*Your instructions*
Below is a listing to transcribe in full and exactly; keep the pictures out.

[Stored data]
>> START

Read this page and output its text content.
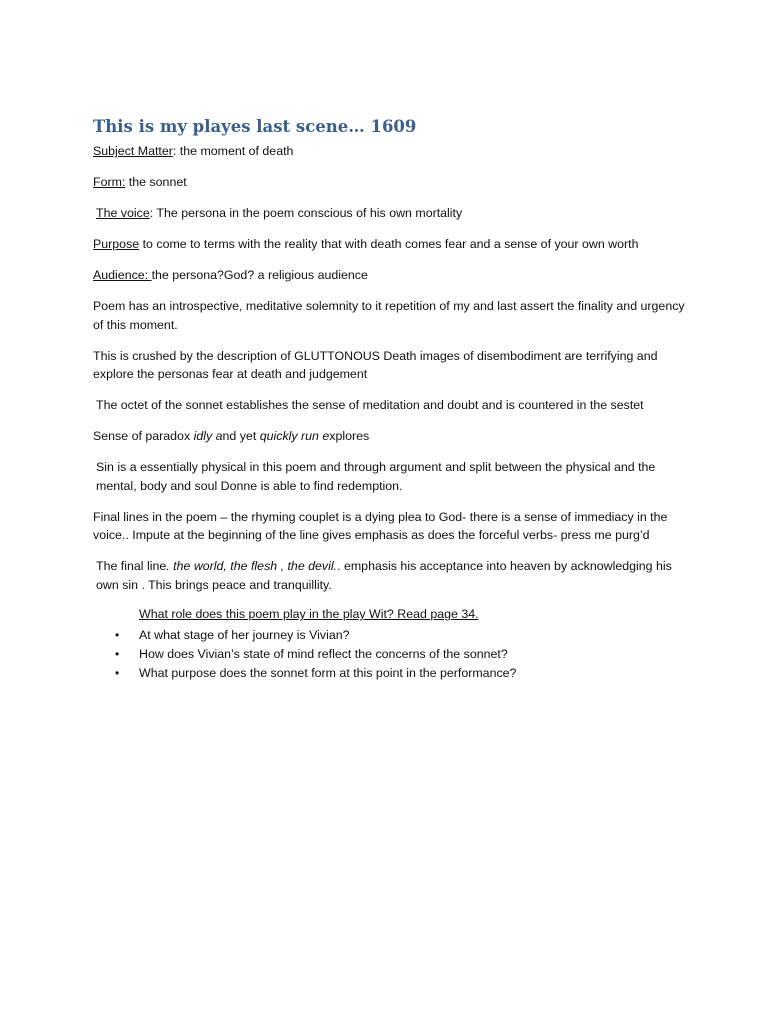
This is my playes last scene… 1609

Subject Matter: the moment of death

Form: the sonnet

The voice: The persona in the poem conscious of his own mortality

Purpose to come to terms with the reality that with death comes fear and a sense of your own worth

Audience: the persona?God? a religious audience

Poem has an introspective, meditative solemnity to it repetition of my and last assert the finality and urgency of this moment.

This is crushed by the description of GLUTTONOUS Death images of disembodiment are terrifying and explore the personas fear at death and judgement

The octet of the sonnet establishes the sense of meditation and doubt and is countered in the sestet

Sense of paradox idly and yet quickly run explores

Sin is a essentially physical in this poem and through argument and split between the physical and the mental, body and soul Donne is able to find redemption.

Final lines in the poem – the rhyming couplet is a dying plea to God- there is a sense of immediacy in the voice.. Impute at the beginning of the line gives emphasis as does the forceful verbs- press me purg’d

The final line. the world, the flesh , the devil.. emphasis his acceptance into heaven by acknowledging his own sin . This brings peace and tranquillity.

What role does this poem play in the play Wit? Read page 34.

• At what stage of her journey is Vivian?
• How does Vivian’s state of mind reflect the concerns of the sonnet?
• What purpose does the sonnet form at this point in the performance?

>> END

*Answer for the task*
Read this page and output its text content.
This is my playes last scene… 1609

Subject Matter: the moment of death

Form: the sonnet

The voice: The persona in the poem conscious of his own mortality

Purpose to come to terms with the reality that with death comes fear and a sense of your own worth

Audience: the persona?God? a religious audience

Poem has an introspective, meditative solemnity to it repetition of my and last assert the finality and urgency of this moment.

This is crushed by the description of GLUTTONOUS Death images of disembodiment are terrifying and explore the personas fear at death and judgement

The octet of the sonnet establishes the sense of meditation and doubt and is countered in the sestet

Sense of paradox idly and yet quickly run explores

Sin is a essentially physical in this poem and through argument and split between the physical and the mental, body and soul Donne is able to find redemption.

Final lines in the poem – the rhyming couplet is a dying plea to God- there is a sense of immediacy in the voice.. Impute at the beginning of the line gives emphasis as does the forceful verbs- press me purg’d

The final line. the world, the flesh , the devil.. emphasis his acceptance into heaven by acknowledging his own sin . This brings peace and tranquillity.

What role does this poem play in the play Wit? Read page 34.

• At what stage of her journey is Vivian?
• How does Vivian’s state of mind reflect the concerns of the sonnet?
• What purpose does the sonnet form at this point in the performance?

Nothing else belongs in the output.